◆ **Data rows**
===============
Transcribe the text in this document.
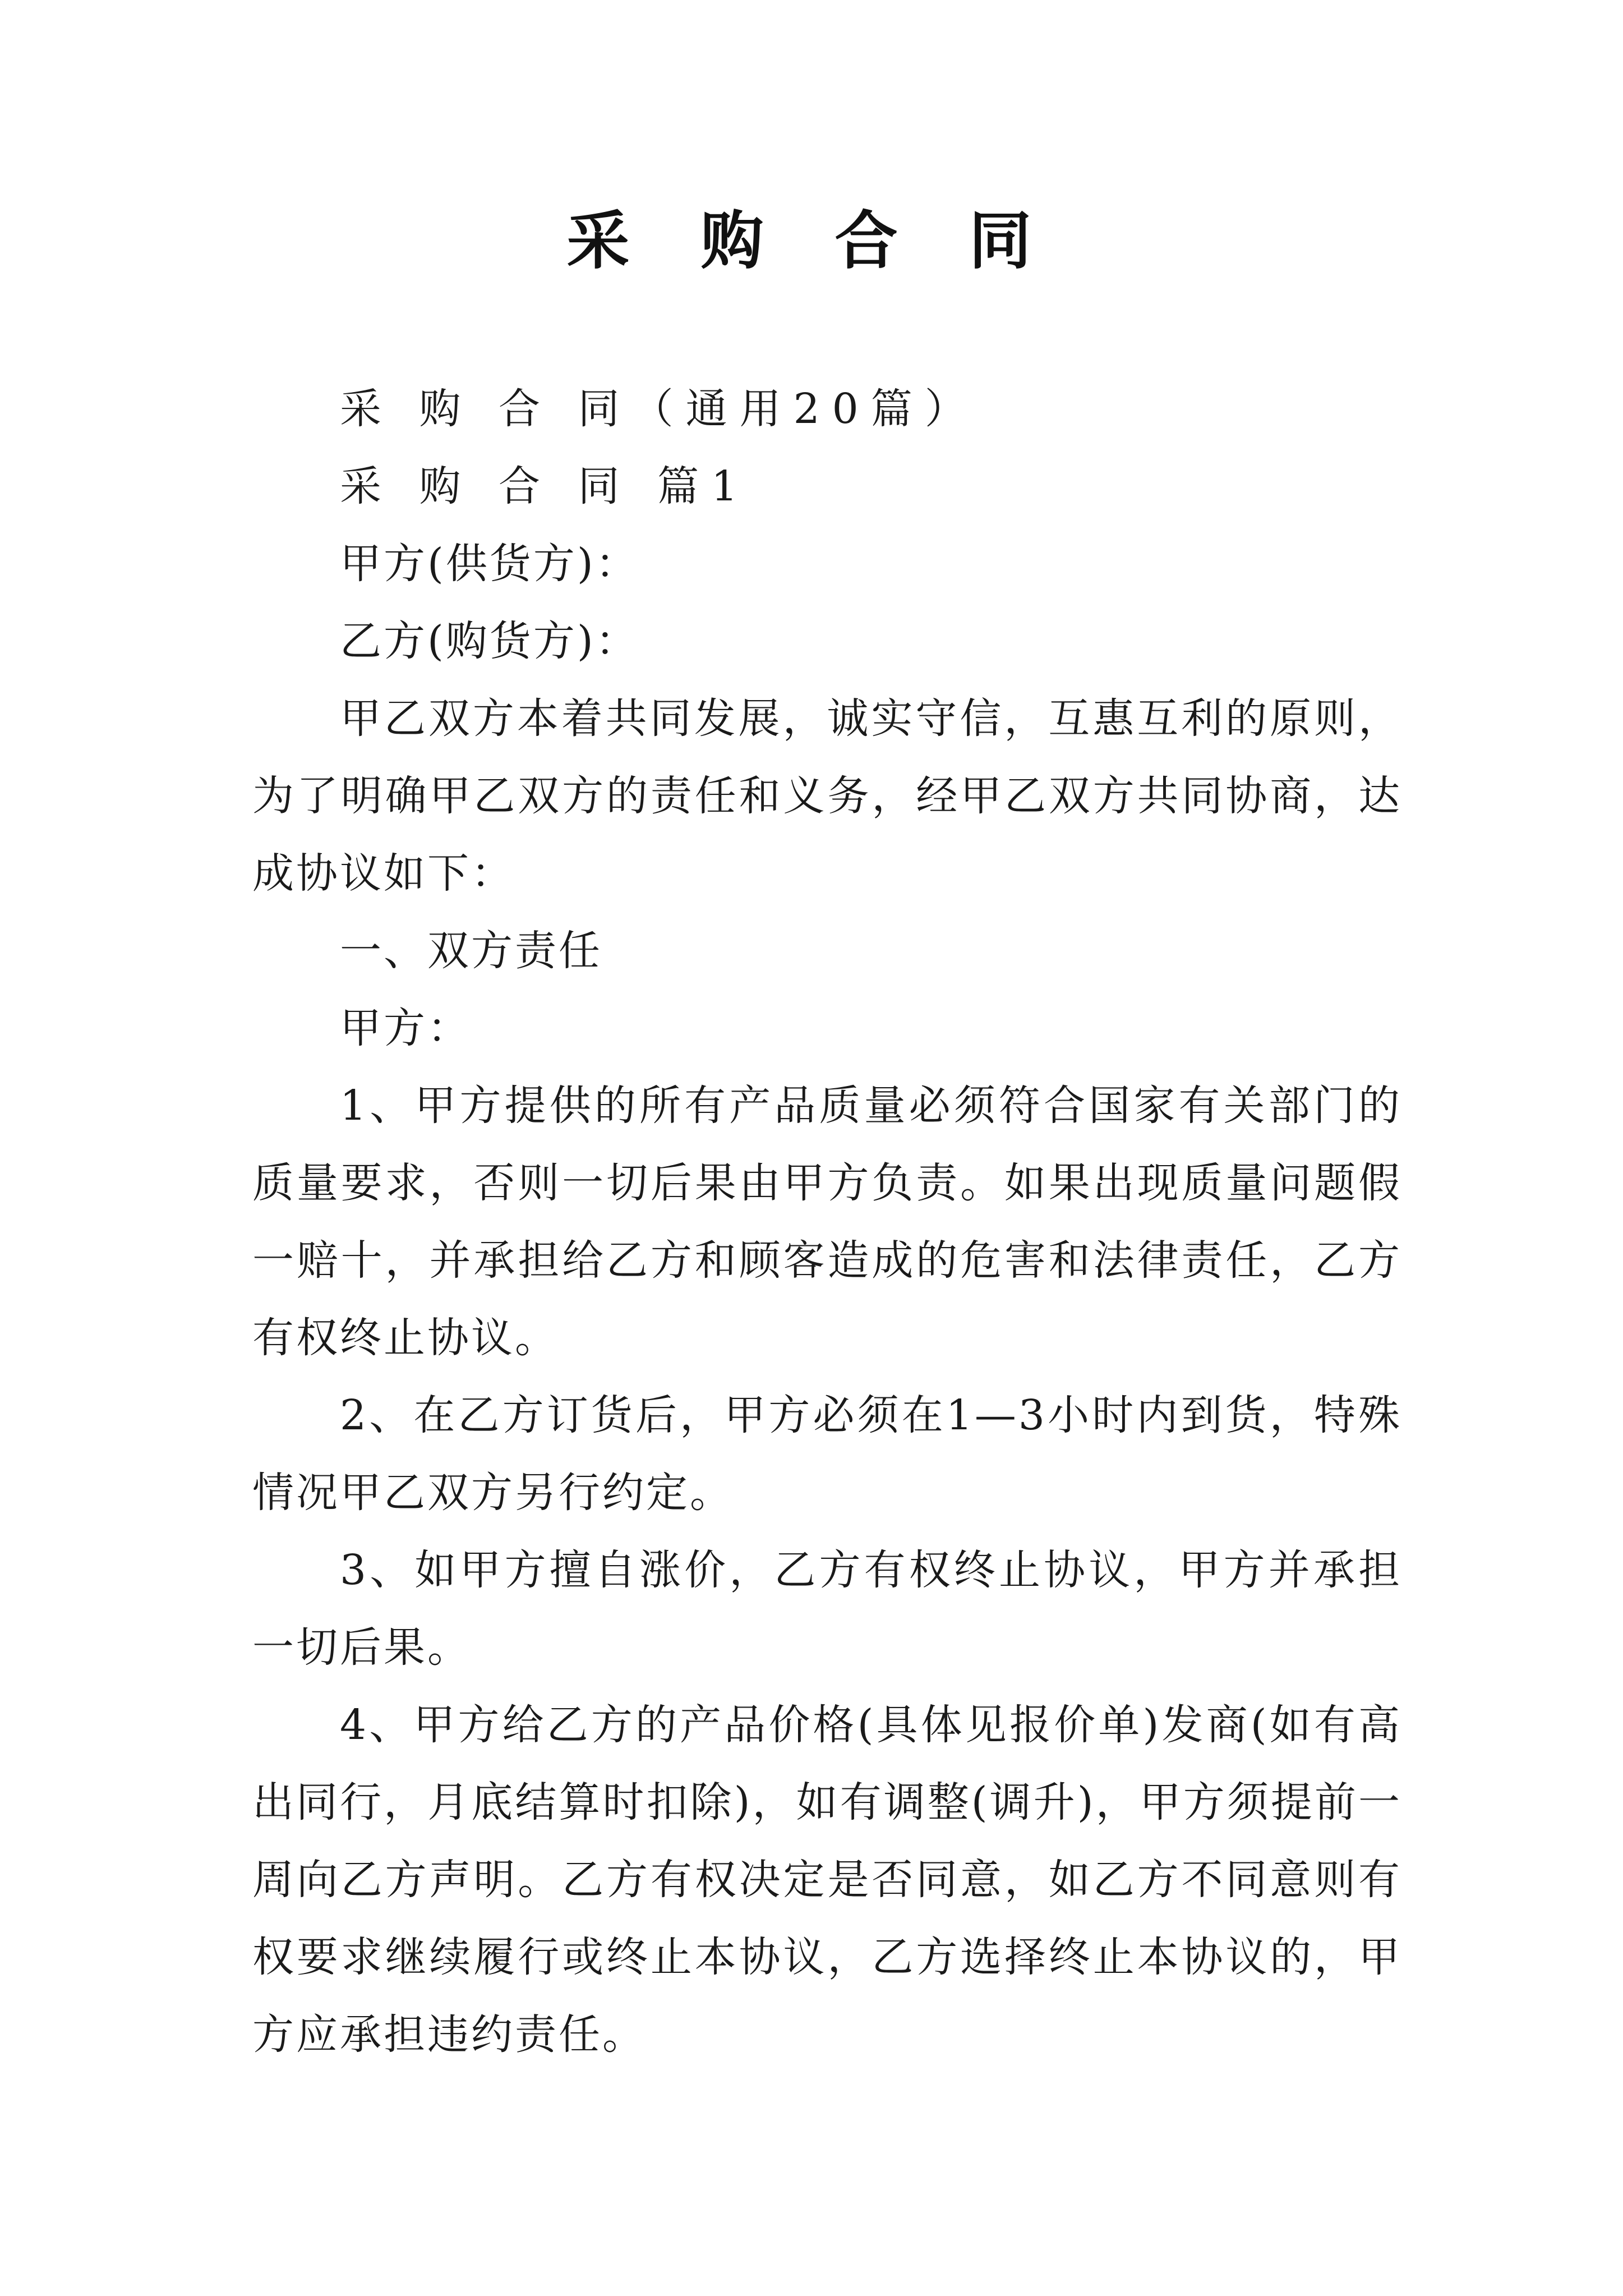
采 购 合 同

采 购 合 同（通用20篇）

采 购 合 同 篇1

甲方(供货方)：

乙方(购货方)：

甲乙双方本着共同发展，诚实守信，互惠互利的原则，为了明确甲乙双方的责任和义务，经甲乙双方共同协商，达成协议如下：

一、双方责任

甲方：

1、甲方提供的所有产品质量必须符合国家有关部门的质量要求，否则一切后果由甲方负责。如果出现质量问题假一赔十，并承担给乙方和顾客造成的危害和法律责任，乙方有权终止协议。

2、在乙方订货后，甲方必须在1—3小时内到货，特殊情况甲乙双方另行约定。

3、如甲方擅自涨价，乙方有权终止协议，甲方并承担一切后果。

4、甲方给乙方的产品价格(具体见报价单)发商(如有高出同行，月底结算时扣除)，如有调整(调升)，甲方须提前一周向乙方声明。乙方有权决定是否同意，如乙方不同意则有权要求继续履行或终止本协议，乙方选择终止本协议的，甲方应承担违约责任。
===============
◆ **What is asked**
Copy out the data above exactly, except the pictures.

◆ **The response**
Transcribe the text in this document.
采 购 合 同

采 购 合 同（通用20篇）

采 购 合 同 篇1

甲方(供货方)：

乙方(购货方)：

甲乙双方本着共同发展，诚实守信，互惠互利的原则，为了明确甲乙双方的责任和义务，经甲乙双方共同协商，达成协议如下：

一、双方责任

甲方：

1、甲方提供的所有产品质量必须符合国家有关部门的质量要求，否则一切后果由甲方负责。如果出现质量问题假一赔十，并承担给乙方和顾客造成的危害和法律责任，乙方有权终止协议。

2、在乙方订货后，甲方必须在1—3小时内到货，特殊情况甲乙双方另行约定。

3、如甲方擅自涨价，乙方有权终止协议，甲方并承担一切后果。

4、甲方给乙方的产品价格(具体见报价单)发商(如有高出同行，月底结算时扣除)，如有调整(调升)，甲方须提前一周向乙方声明。乙方有权决定是否同意，如乙方不同意则有权要求继续履行或终止本协议，乙方选择终止本协议的，甲方应承担违约责任。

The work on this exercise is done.